» Given task: Using the data below, gather each line that includes the word "bytes".

» Records shown:
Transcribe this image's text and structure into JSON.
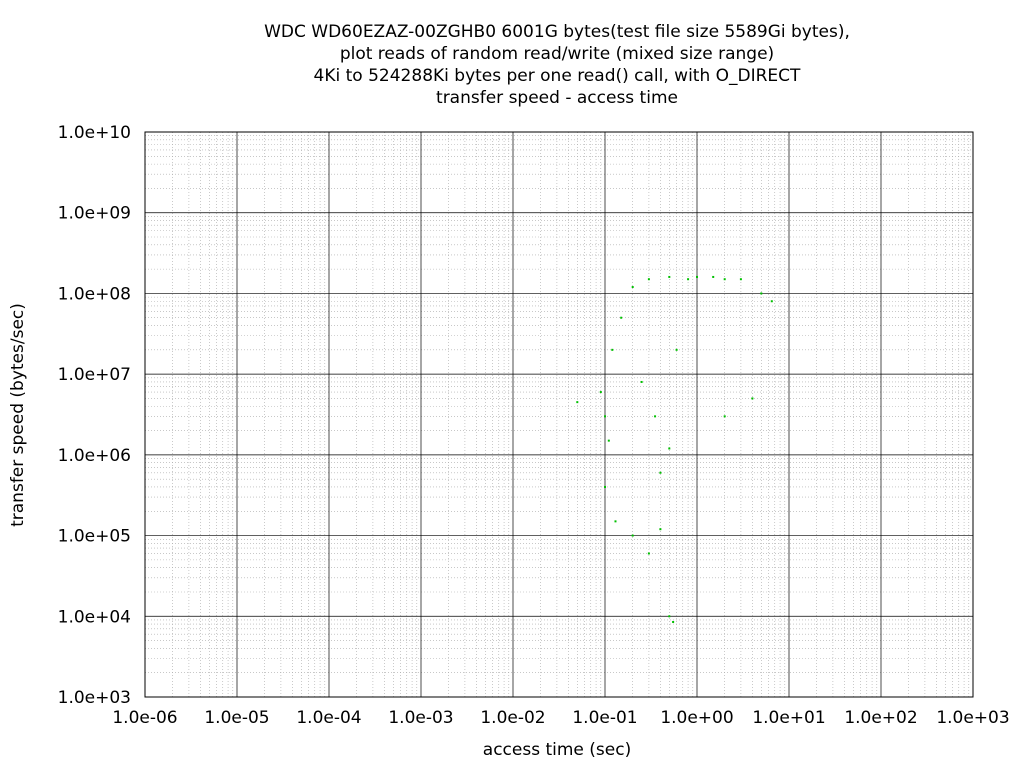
{
  "chart_data": {
    "type": "scatter",
    "title_lines": [
      "WDC WD60EZAZ-00ZGHB0 6001G bytes(test file size 5589Gi bytes),",
      "plot reads of random read/write (mixed size range)",
      "4Ki to 524288Ki bytes per one read() call, with O_DIRECT",
      "transfer speed - access time"
    ],
    "xlabel": "access time (sec)",
    "ylabel": "transfer speed (bytes/sec)",
    "xscale": "log",
    "yscale": "log",
    "xlim": [
      1e-06,
      1000
    ],
    "ylim": [
      1000,
      10000000000.0
    ],
    "x_tick_labels": [
      "1.0e-06",
      "1.0e-05",
      "1.0e-04",
      "1.0e-03",
      "1.0e-02",
      "1.0e-01",
      "1.0e+00",
      "1.0e+01",
      "1.0e+02",
      "1.0e+03"
    ],
    "y_tick_labels": [
      "1.0e+03",
      "1.0e+04",
      "1.0e+05",
      "1.0e+06",
      "1.0e+07",
      "1.0e+08",
      "1.0e+09",
      "1.0e+10"
    ],
    "grid": true,
    "series_color": "#00c000",
    "series": [
      {
        "points": [
          [
            0.05,
            4500000.0
          ],
          [
            0.09,
            6000000.0
          ],
          [
            0.1,
            3000000.0
          ],
          [
            0.11,
            1500000.0
          ],
          [
            0.1,
            400000.0
          ],
          [
            0.12,
            20000000.0
          ],
          [
            0.15,
            50000000.0
          ],
          [
            0.2,
            120000000.0
          ],
          [
            0.3,
            150000000.0
          ],
          [
            0.25,
            8000000.0
          ],
          [
            0.4,
            600000.0
          ],
          [
            0.4,
            120000.0
          ],
          [
            0.35,
            3000000.0
          ],
          [
            0.5,
            160000000.0
          ],
          [
            0.6,
            20000000.0
          ],
          [
            0.8,
            150000000.0
          ],
          [
            1.0,
            160000000.0
          ],
          [
            1.5,
            160000000.0
          ],
          [
            2.0,
            150000000.0
          ],
          [
            3.0,
            150000000.0
          ],
          [
            5.0,
            100000000.0
          ],
          [
            6.5,
            80000000.0
          ],
          [
            4.0,
            5000000.0
          ],
          [
            2.0,
            3000000.0
          ],
          [
            0.5,
            1200000.0
          ],
          [
            0.13,
            150000.0
          ],
          [
            0.3,
            60000.0
          ],
          [
            0.5,
            10000.0
          ],
          [
            0.55,
            8500.0
          ],
          [
            0.2,
            100000.0
          ]
        ]
      }
    ]
  }
}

» Right answer:
      "WDC WD60EZAZ-00ZGHB0 6001G bytes(test file size 5589Gi bytes),",
      "4Ki to 524288Ki bytes per one read() call, with O_DIRECT",
    "ylabel": "transfer speed (bytes/sec)",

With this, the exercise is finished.